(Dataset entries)
___

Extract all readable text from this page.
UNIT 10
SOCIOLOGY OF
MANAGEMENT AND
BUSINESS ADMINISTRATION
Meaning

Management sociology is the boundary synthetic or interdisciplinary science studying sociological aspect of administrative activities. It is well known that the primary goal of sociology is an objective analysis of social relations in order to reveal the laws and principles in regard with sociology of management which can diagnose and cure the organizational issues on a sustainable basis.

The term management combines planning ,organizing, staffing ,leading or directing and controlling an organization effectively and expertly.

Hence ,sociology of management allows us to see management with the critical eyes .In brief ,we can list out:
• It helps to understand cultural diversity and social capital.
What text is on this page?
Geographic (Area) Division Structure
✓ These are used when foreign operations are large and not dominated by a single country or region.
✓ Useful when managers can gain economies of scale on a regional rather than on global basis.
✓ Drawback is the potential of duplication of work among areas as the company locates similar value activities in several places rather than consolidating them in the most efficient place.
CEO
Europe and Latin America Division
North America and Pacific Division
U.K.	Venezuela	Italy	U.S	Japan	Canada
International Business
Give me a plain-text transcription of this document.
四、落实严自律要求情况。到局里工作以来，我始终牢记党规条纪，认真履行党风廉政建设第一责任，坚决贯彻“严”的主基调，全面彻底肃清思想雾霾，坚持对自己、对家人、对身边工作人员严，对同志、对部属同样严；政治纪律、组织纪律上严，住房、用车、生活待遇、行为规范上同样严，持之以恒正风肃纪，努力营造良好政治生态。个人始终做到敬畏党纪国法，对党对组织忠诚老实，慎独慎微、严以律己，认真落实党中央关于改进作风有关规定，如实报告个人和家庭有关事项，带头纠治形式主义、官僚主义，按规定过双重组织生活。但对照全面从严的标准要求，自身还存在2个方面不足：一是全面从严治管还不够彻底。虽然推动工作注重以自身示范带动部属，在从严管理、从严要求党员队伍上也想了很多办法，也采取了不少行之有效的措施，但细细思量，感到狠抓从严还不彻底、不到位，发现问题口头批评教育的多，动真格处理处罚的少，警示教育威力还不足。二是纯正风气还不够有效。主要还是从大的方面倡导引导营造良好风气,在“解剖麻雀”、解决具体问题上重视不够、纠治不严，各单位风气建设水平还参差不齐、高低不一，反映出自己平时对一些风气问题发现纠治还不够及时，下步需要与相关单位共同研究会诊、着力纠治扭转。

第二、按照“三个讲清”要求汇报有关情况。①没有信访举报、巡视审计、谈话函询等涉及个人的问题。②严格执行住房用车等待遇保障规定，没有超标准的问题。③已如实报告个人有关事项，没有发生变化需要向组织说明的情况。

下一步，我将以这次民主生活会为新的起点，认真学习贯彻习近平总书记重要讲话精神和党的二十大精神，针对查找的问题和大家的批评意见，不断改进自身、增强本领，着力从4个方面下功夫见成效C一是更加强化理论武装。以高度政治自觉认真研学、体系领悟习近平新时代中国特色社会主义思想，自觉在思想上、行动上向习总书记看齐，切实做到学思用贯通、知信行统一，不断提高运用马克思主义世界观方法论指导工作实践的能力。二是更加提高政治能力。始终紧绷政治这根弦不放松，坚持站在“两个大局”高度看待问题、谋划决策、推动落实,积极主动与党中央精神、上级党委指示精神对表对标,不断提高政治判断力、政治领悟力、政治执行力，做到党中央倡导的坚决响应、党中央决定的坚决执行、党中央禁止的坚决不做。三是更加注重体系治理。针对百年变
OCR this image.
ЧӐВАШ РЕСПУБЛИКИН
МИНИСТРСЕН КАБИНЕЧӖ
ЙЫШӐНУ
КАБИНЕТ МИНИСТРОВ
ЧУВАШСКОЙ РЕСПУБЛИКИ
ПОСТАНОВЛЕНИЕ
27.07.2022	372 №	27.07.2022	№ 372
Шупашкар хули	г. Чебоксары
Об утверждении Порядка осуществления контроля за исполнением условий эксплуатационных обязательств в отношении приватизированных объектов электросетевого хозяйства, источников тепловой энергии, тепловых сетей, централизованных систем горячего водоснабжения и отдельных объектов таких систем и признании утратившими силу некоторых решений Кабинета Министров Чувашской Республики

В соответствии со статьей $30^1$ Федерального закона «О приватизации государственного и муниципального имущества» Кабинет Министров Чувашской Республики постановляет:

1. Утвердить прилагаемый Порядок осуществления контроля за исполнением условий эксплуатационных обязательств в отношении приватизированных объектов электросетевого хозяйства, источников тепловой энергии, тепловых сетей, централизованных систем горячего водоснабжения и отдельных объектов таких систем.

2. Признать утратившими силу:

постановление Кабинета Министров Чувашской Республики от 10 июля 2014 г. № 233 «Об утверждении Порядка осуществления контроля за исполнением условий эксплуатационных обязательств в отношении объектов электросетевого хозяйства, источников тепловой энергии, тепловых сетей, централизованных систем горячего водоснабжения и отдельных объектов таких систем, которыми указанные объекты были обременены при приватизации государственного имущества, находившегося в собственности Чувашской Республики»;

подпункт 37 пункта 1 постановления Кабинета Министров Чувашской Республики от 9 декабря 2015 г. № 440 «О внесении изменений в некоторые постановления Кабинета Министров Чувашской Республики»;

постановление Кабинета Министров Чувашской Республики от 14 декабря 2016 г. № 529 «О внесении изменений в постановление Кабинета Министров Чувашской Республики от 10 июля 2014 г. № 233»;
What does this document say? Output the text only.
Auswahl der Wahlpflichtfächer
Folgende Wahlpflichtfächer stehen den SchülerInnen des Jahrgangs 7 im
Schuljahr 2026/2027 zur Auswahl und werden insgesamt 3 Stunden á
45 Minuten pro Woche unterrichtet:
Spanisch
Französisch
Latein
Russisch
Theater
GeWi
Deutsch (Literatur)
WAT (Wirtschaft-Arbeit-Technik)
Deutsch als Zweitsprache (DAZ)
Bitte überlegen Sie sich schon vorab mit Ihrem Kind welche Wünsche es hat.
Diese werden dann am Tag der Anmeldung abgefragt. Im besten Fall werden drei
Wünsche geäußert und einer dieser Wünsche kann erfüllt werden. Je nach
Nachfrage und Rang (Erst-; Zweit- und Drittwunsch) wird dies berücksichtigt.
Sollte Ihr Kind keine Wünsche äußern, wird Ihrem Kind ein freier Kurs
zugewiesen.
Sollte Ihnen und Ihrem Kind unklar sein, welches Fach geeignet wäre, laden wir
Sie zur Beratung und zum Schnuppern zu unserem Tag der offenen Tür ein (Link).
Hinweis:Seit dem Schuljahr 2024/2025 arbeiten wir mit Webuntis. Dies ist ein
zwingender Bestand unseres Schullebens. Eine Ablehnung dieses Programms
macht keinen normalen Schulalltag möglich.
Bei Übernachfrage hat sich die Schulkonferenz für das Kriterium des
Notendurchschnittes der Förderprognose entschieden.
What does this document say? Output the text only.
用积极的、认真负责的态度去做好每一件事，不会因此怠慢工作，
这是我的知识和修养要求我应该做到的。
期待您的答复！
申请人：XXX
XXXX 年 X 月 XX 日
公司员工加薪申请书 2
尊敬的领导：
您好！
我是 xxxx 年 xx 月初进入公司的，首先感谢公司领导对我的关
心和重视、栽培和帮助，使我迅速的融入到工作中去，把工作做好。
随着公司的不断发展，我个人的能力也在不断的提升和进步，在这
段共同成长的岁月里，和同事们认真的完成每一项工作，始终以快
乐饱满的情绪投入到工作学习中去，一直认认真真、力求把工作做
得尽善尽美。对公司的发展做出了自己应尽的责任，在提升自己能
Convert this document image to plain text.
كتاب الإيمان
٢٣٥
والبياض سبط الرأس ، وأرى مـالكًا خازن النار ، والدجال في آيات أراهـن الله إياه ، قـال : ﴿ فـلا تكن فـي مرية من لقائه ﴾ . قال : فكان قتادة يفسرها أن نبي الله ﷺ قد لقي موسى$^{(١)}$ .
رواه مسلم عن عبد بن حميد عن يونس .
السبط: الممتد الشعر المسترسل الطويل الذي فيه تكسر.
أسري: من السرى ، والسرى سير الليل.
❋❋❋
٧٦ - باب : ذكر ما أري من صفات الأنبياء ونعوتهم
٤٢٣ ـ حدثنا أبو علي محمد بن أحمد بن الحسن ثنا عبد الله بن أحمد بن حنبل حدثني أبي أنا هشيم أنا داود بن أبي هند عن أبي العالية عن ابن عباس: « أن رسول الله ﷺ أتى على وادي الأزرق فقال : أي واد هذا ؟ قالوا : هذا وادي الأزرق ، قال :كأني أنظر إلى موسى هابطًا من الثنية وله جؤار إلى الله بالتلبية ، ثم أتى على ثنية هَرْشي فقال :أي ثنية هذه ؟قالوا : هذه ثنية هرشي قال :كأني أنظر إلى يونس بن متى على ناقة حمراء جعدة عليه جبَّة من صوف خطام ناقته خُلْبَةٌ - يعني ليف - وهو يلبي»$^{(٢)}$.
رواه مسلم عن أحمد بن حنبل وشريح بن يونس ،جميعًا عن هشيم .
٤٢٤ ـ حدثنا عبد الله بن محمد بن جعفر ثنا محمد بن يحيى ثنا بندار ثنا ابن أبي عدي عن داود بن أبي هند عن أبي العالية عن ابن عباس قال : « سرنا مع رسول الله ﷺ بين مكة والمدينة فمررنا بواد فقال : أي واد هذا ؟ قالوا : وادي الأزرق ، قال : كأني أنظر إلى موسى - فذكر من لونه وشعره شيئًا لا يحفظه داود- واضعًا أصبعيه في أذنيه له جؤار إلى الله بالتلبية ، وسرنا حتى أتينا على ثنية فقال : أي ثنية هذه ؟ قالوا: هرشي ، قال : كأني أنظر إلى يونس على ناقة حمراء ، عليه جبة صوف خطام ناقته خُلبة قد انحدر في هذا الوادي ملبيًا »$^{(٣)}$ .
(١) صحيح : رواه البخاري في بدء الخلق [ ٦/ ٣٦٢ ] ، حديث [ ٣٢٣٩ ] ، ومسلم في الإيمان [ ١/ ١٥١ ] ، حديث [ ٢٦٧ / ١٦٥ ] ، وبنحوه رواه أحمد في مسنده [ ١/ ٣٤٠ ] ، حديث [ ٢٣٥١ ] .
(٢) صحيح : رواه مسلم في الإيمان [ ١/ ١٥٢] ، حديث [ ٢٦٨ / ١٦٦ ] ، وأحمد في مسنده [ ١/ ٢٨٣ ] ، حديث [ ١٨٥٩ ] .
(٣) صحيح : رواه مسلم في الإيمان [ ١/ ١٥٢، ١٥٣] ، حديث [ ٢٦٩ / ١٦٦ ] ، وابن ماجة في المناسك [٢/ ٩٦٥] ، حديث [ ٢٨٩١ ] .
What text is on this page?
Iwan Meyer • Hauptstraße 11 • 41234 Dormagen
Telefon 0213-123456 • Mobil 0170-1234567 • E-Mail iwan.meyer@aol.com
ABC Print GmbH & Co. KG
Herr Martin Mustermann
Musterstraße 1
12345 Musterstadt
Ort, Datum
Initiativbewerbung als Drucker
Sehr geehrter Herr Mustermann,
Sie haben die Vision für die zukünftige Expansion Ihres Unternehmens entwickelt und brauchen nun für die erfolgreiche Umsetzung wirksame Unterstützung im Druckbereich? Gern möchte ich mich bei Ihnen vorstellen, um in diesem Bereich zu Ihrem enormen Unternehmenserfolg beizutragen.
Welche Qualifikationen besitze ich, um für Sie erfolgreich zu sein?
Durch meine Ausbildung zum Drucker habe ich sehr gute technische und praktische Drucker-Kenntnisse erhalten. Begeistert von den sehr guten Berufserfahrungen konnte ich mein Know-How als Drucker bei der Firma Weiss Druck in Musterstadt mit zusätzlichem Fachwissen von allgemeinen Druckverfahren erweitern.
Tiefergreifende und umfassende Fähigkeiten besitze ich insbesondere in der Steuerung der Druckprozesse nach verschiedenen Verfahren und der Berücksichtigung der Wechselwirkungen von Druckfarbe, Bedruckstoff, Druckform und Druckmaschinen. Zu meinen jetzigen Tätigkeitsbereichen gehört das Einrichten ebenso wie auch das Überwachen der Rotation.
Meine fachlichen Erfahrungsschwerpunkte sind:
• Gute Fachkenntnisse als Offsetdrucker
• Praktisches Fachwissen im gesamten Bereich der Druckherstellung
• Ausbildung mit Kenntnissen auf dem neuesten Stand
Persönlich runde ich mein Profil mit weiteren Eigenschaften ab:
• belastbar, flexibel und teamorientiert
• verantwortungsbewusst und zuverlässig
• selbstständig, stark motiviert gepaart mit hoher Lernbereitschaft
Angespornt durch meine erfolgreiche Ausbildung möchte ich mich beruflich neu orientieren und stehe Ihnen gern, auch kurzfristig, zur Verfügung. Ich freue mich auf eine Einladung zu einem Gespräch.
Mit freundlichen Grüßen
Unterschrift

___

Search the preceding listing for "Musterstadt" and extract every line where it is found.

12345 Musterstadt
Durch meine Ausbildung zum Drucker habe ich sehr gute technische und praktische Drucker-Kenntnisse erhalten. Begeistert von den sehr guten Berufserfahrungen konnte ich mein Know-How als Drucker bei der Firma Weiss Druck in Musterstadt mit zusätzlichem Fachwissen von allgemeinen Druckverfahren erweitern.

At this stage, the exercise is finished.